Exercise description. Select every line in the data below that contains the string "FancyBboxPatch", matching case exactly, and copy those lines.

[A block of data]
########################################

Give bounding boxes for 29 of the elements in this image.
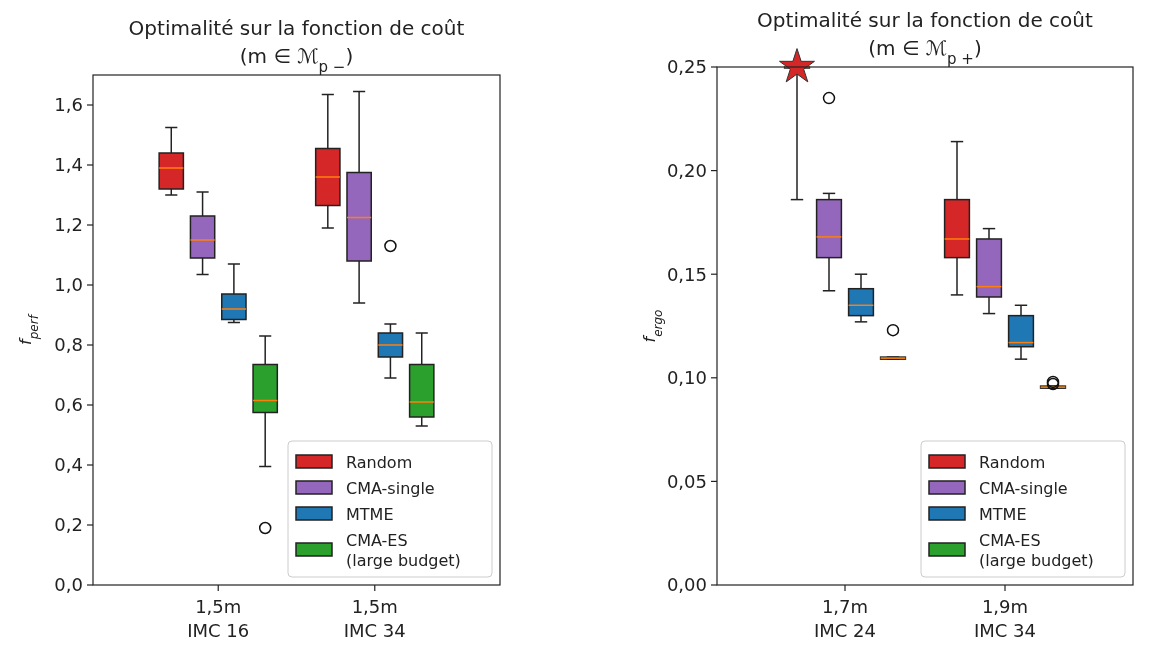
legend-label: CMA-ES (large budget) [979, 530, 1094, 570]
y-tick-label: 1,2 [54, 214, 83, 236]
chart-title: Optimalité sur la fonction de coût (m ∈ ℳ$_{p +}$) [757, 8, 1094, 68]
y-tick-label: 0,2 [54, 514, 83, 536]
y-tick-label: 1,4 [54, 154, 83, 176]
y-tick-label: 0,05 [666, 470, 707, 492]
chart-title: Optimalité sur la fonction de coût (m ∈ ℳ$_{p −}$) [128, 16, 465, 76]
legend-label: Random [979, 452, 1046, 472]
legend-label: CMA-single [346, 478, 435, 498]
x-tick-label: 1,5m IMC 16 [187, 596, 250, 641]
x-tick-label: 1,5m IMC 34 [343, 596, 406, 641]
y-tick-label: 1,0 [54, 274, 83, 296]
legend-label: CMA-ES (large budget) [346, 530, 461, 570]
y-tick-label: 0,20 [666, 159, 707, 181]
y-tick-label: 0,10 [666, 367, 707, 389]
y-tick-label: 0,4 [54, 454, 83, 476]
x-tick-label: 1,7m IMC 24 [813, 596, 877, 641]
y-tick-label: 0,6 [54, 394, 83, 416]
legend-label: CMA-single [979, 478, 1068, 498]
y-tick-label: 0,0 [54, 574, 83, 596]
y-tick-label: 0,25 [666, 56, 707, 78]
y-tick-label: 1,6 [54, 94, 83, 116]
legend-label: MTME [979, 504, 1027, 524]
y-tick-label: 0,15 [666, 263, 707, 285]
x-tick-label: 1,9m IMC 34 [973, 596, 1037, 641]
legend-label: Random [346, 452, 413, 472]
y-tick-label: 0,00 [666, 574, 707, 596]
y-tick-label: 0,8 [54, 334, 83, 356]
legend-label: MTME [346, 504, 394, 524]
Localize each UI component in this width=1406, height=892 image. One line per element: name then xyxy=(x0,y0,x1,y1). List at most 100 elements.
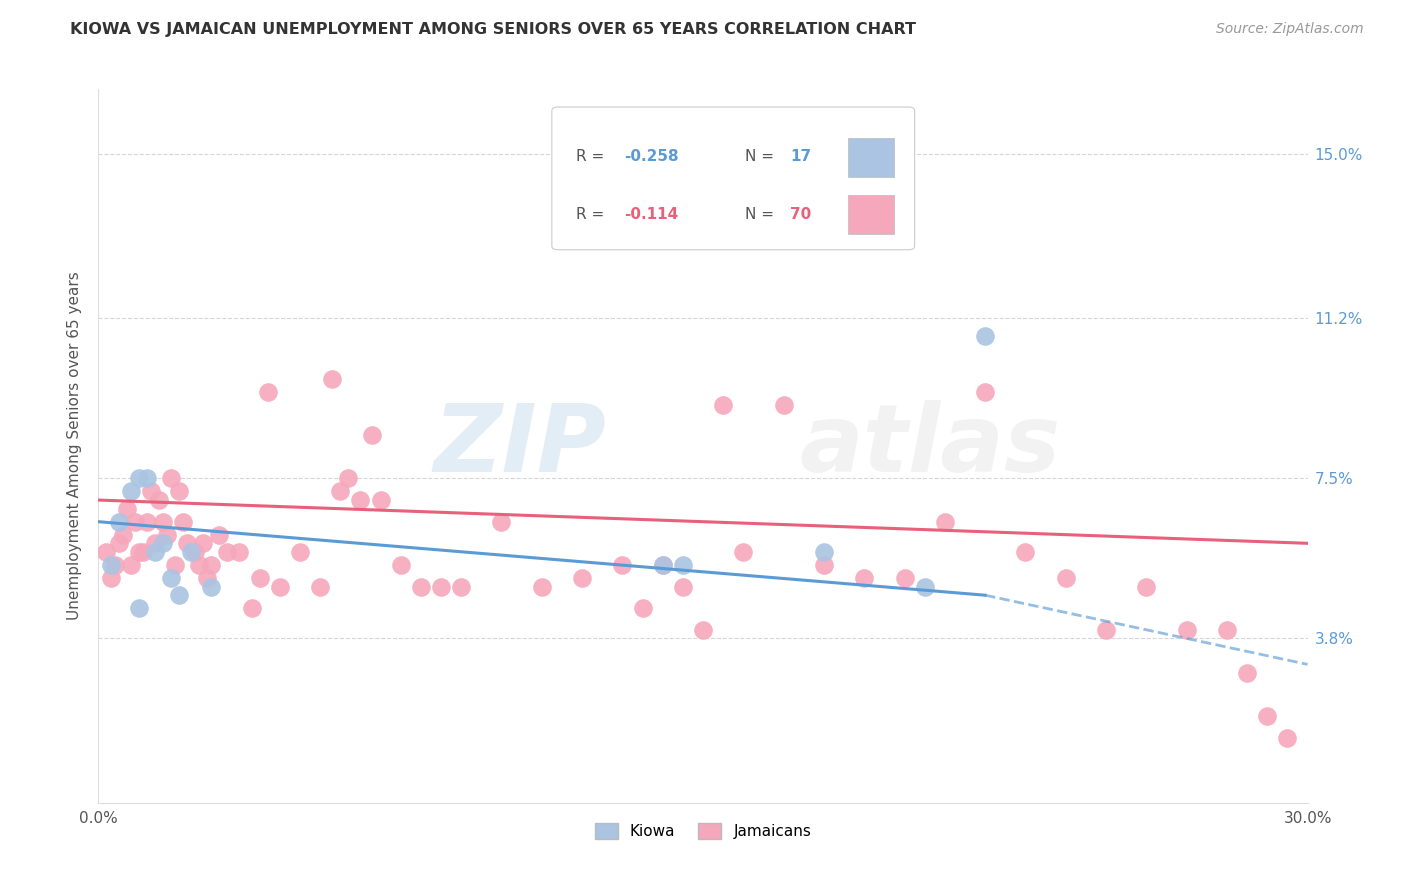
Text: N =: N = xyxy=(745,150,775,164)
Point xyxy=(1216,623,1239,637)
FancyBboxPatch shape xyxy=(848,137,894,177)
Point xyxy=(450,580,472,594)
Point xyxy=(143,536,166,550)
Point xyxy=(389,558,412,572)
Point xyxy=(128,471,150,485)
Point xyxy=(1014,545,1036,559)
Point xyxy=(813,545,835,559)
Point xyxy=(1054,571,1077,585)
Point xyxy=(349,493,371,508)
Point xyxy=(491,515,513,529)
Point xyxy=(329,484,352,499)
Point xyxy=(124,515,146,529)
Point xyxy=(228,545,250,559)
Point xyxy=(853,571,876,585)
Point xyxy=(1277,731,1299,745)
Point xyxy=(200,558,222,572)
Point xyxy=(240,601,263,615)
Point xyxy=(152,515,174,529)
Point xyxy=(208,527,231,541)
Text: -0.258: -0.258 xyxy=(624,150,679,164)
Point xyxy=(107,515,129,529)
Point xyxy=(269,580,291,594)
Point xyxy=(974,384,997,399)
Point xyxy=(128,545,150,559)
Point xyxy=(100,558,122,572)
Text: atlas: atlas xyxy=(800,400,1062,492)
Point xyxy=(893,571,915,585)
Point xyxy=(139,484,162,499)
Text: ZIP: ZIP xyxy=(433,400,606,492)
Point xyxy=(128,601,150,615)
Legend: Kiowa, Jamaicans: Kiowa, Jamaicans xyxy=(589,817,817,845)
Point xyxy=(672,580,695,594)
Point xyxy=(1135,580,1157,594)
Point xyxy=(120,484,142,499)
Point xyxy=(148,493,170,508)
Point xyxy=(135,515,157,529)
Point xyxy=(200,580,222,594)
Point xyxy=(370,493,392,508)
Text: 17: 17 xyxy=(790,150,811,164)
Text: N =: N = xyxy=(745,207,775,221)
Text: R =: R = xyxy=(576,207,605,221)
Point xyxy=(692,623,714,637)
Y-axis label: Unemployment Among Seniors over 65 years: Unemployment Among Seniors over 65 years xyxy=(67,272,83,620)
Point xyxy=(672,558,695,572)
Point xyxy=(217,545,239,559)
Point xyxy=(361,428,384,442)
Point xyxy=(974,328,997,343)
Point xyxy=(115,501,138,516)
Point xyxy=(1256,709,1278,723)
Point xyxy=(163,558,186,572)
Point xyxy=(530,580,553,594)
Text: -0.114: -0.114 xyxy=(624,207,679,221)
Point xyxy=(288,545,311,559)
Point xyxy=(167,588,190,602)
Point xyxy=(256,384,278,399)
Point xyxy=(152,536,174,550)
Point xyxy=(143,545,166,559)
Point xyxy=(309,580,332,594)
Point xyxy=(100,571,122,585)
Point xyxy=(160,571,183,585)
Point xyxy=(120,558,142,572)
Point xyxy=(711,398,734,412)
Point xyxy=(934,515,956,529)
Point xyxy=(651,558,673,572)
Point xyxy=(337,471,360,485)
Point xyxy=(430,580,453,594)
Point xyxy=(107,536,129,550)
Point xyxy=(1095,623,1118,637)
Point xyxy=(914,580,936,594)
FancyBboxPatch shape xyxy=(551,107,915,250)
Point xyxy=(321,372,343,386)
FancyBboxPatch shape xyxy=(848,194,894,234)
Point xyxy=(184,545,207,559)
Text: KIOWA VS JAMAICAN UNEMPLOYMENT AMONG SENIORS OVER 65 YEARS CORRELATION CHART: KIOWA VS JAMAICAN UNEMPLOYMENT AMONG SEN… xyxy=(70,22,917,37)
Point xyxy=(612,558,634,572)
Point xyxy=(135,471,157,485)
Text: R =: R = xyxy=(576,150,605,164)
Point xyxy=(176,536,198,550)
Text: Source: ZipAtlas.com: Source: ZipAtlas.com xyxy=(1216,22,1364,37)
Point xyxy=(1236,666,1258,681)
Point xyxy=(249,571,271,585)
Point xyxy=(172,515,194,529)
Point xyxy=(195,571,218,585)
Text: 70: 70 xyxy=(790,207,811,221)
Point xyxy=(160,471,183,485)
Point xyxy=(813,558,835,572)
Point xyxy=(188,558,211,572)
Point xyxy=(193,536,215,550)
Point xyxy=(132,545,155,559)
Point xyxy=(772,398,794,412)
Point xyxy=(111,527,134,541)
Point xyxy=(631,601,654,615)
Point xyxy=(571,571,593,585)
Point xyxy=(156,527,179,541)
Point xyxy=(733,545,755,559)
Point xyxy=(651,558,673,572)
Point xyxy=(103,558,125,572)
Point xyxy=(180,545,202,559)
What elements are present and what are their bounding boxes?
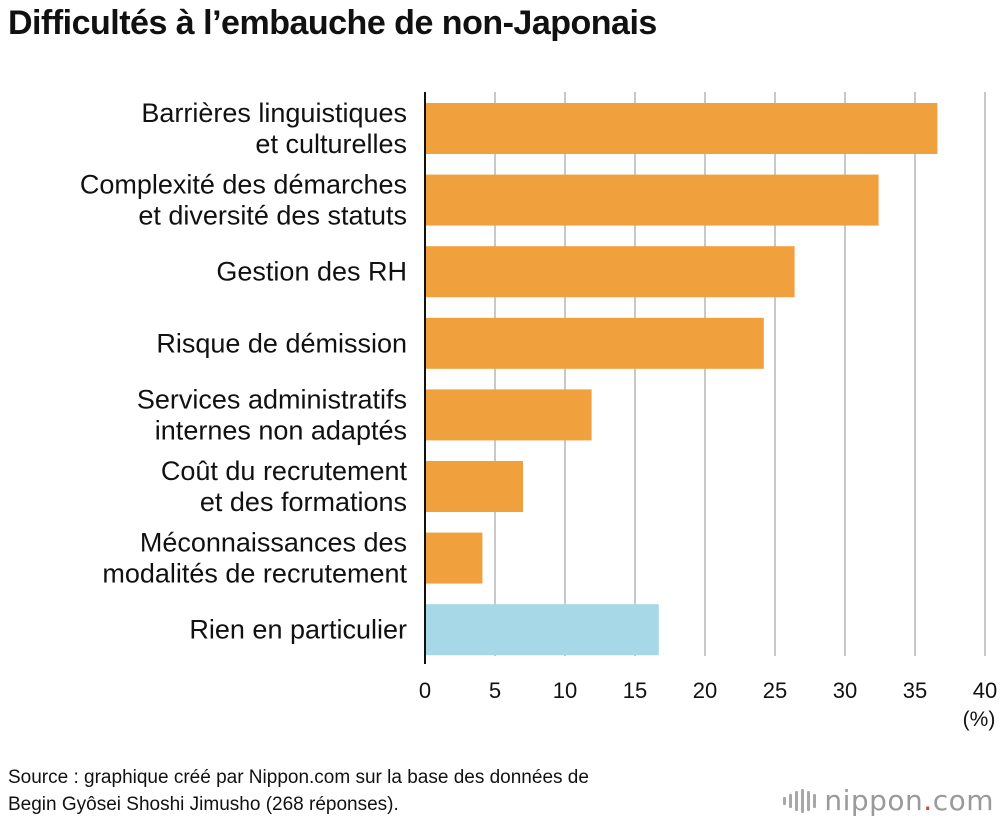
category-label-1-1: et diversité des statuts (138, 201, 407, 231)
category-label-5-0: Coût du recrutement (161, 456, 408, 486)
category-label-0-1: et culturelles (255, 129, 407, 159)
x-tick-label-40: 40 (973, 678, 997, 703)
category-label-2-0: Gestion des RH (216, 257, 407, 287)
bar-4 (425, 389, 592, 441)
bars (425, 103, 938, 656)
x-tick-label-15: 15 (623, 678, 647, 703)
category-label-1-0: Complexité des démarches (80, 170, 407, 200)
bar-0 (425, 103, 938, 154)
bar-5 (425, 461, 523, 512)
x-tick-label-10: 10 (553, 678, 577, 703)
category-label-3-0: Risque de démission (156, 328, 407, 358)
x-axis-unit: (%) (963, 708, 996, 731)
category-label-5-1: et des formations (200, 487, 407, 517)
x-axis: 0 5 10 15 20 25 30 35 40 (%) (419, 92, 997, 731)
category-label-6-1: modalités de recrutement (102, 559, 407, 589)
x-tick-label-35: 35 (903, 678, 927, 703)
x-tick-label-30: 30 (833, 678, 857, 703)
x-tick-label-5: 5 (489, 678, 501, 703)
source-note: Source : graphique créé par Nippon.com s… (8, 764, 589, 818)
nippon-logo: nippon.com (783, 784, 994, 817)
category-label-4-0: Services administratifs (137, 384, 407, 414)
category-label-6-0: Méconnaissances des (140, 528, 407, 558)
x-tick-label-25: 25 (763, 678, 787, 703)
chart-title: Difficultés à l’embauche de non-Japonais (8, 4, 657, 42)
category-label-4-1: internes non adaptés (155, 415, 407, 445)
category-label-0-0: Barrières linguistiques (141, 98, 407, 128)
bar-1 (425, 174, 879, 226)
bar-2 (425, 246, 795, 298)
logo-text: nippon.com (824, 784, 994, 817)
bar-7 (425, 604, 659, 656)
x-tick-label-20: 20 (693, 678, 717, 703)
category-label-7-0: Rien en particulier (189, 615, 407, 645)
source-line-1: Source : graphique créé par Nippon.com s… (8, 767, 589, 788)
x-tick-label-0: 0 (419, 678, 431, 703)
logo-mark-icon (783, 788, 817, 813)
bar-3 (425, 317, 764, 369)
source-line-2: Begin Gyôsei Shoshi Jimusho (268 réponse… (8, 794, 399, 815)
bar-6 (425, 532, 483, 584)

########################################

Completed task.
FancyBboxPatch shape xyxy=(848,137,894,177)
FancyBboxPatch shape xyxy=(551,107,915,250)
FancyBboxPatch shape xyxy=(848,194,894,234)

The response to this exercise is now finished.